**Written task**
Every entry that follows should be reproduced exactly.

**Supplied material**
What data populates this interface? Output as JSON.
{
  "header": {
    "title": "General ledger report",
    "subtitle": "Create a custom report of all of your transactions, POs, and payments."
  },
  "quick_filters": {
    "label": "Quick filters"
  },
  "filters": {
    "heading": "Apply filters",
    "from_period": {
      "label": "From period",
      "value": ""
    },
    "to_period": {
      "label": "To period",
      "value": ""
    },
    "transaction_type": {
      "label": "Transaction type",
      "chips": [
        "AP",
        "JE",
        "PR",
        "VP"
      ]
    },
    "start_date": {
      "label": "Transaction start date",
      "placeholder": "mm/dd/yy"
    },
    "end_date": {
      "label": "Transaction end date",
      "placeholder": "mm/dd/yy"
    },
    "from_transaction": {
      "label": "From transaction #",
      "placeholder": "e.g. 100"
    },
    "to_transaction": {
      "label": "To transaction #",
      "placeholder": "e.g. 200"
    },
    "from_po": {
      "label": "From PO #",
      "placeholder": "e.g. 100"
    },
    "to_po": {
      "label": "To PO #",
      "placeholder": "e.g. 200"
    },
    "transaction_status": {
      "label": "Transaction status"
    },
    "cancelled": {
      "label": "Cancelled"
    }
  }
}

**Answer below**
What data populates this interface? Output as JSON.
{
  "header": {
    "title": "General ledger report",
    "subtitle": "Create a custom report of all of your transactions, POs, and payments."
  },
  "quick_filters": {
    "label": "Quick filters"
  },
  "filters": {
    "heading": "Apply filters",
    "from_period": {
      "label": "From period",
      "value": ""
    },
    "to_period": {
      "label": "To period",
      "value": ""
    },
    "transaction_type": {
      "label": "Transaction type",
      "chips": [
        "AP",
        "JE",
        "PR",
        "VP"
      ]
    },
    "start_date": {
      "label": "Transaction start date",
      "placeholder": "mm/dd/yy"
    },
    "end_date": {
      "label": "Transaction end date",
      "placeholder": "mm/dd/yy"
    },
    "from_transaction": {
      "label": "From transaction #",
      "placeholder": "e.g. 100"
    },
    "to_transaction": {
      "label": "To transaction #",
      "placeholder": "e.g. 200"
    },
    "from_po": {
      "label": "From PO #",
      "placeholder": "e.g. 100"
    },
    "to_po": {
      "label": "To PO #",
      "placeholder": "e.g. 200"
    },
    "transaction_status": {
      "label": "Transaction status"
    },
    "cancelled": {
      "label": "Cancelled"
    }
  }
}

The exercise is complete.